▶ [Supplied information]
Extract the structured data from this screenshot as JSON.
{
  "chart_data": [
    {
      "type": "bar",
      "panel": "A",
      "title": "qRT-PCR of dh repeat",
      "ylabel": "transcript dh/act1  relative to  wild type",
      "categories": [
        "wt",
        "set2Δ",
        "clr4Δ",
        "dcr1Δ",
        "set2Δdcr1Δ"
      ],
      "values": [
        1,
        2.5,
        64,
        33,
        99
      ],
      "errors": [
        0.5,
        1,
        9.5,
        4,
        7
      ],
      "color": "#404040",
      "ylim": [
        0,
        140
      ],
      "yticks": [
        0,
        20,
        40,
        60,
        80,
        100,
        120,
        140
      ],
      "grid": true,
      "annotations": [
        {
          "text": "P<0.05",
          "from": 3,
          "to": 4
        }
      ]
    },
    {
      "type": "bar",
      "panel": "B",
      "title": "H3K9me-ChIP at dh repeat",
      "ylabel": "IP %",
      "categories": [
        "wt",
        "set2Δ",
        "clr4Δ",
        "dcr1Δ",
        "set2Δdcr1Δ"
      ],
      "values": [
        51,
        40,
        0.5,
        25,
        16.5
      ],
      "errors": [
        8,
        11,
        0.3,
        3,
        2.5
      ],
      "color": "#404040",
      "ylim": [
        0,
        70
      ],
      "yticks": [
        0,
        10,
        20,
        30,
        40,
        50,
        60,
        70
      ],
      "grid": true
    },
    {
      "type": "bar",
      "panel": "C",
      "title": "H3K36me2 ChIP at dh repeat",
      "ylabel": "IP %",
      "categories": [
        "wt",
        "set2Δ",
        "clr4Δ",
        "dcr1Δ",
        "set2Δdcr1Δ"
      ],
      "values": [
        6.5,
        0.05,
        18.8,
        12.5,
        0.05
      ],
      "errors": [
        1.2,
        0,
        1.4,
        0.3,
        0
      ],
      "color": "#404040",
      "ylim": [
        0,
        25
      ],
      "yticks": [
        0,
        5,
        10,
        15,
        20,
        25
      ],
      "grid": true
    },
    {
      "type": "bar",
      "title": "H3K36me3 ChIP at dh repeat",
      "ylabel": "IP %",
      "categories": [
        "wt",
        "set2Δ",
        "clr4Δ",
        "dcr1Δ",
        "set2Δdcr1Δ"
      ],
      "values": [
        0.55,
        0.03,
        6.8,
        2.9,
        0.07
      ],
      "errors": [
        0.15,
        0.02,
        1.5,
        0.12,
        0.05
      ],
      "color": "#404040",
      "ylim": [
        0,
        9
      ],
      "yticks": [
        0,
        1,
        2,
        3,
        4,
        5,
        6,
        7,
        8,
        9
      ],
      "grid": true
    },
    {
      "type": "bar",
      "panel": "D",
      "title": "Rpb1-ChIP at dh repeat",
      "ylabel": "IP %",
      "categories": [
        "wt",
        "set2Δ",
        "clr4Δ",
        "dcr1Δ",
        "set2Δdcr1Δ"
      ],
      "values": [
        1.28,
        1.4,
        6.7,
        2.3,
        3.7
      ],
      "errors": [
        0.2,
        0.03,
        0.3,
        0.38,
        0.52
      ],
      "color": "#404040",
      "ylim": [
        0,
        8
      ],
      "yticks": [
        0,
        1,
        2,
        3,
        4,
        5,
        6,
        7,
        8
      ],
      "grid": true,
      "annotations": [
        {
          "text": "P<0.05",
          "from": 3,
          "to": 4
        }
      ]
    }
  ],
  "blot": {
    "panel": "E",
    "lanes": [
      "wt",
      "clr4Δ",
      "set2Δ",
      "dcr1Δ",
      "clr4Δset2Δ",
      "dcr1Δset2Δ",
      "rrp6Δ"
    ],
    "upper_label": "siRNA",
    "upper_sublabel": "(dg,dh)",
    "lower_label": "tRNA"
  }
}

▶ [Your objective]
In the entries above, find lines with "repeat" and copy each.

▶ [Solved problem]
      "title": "qRT-PCR of dh repeat",
      "title": "H3K9me-ChIP at dh repeat",
      "title": "H3K36me2 ChIP at dh repeat",
      "title": "H3K36me3 ChIP at dh repeat",
      "title": "Rpb1-ChIP at dh repeat",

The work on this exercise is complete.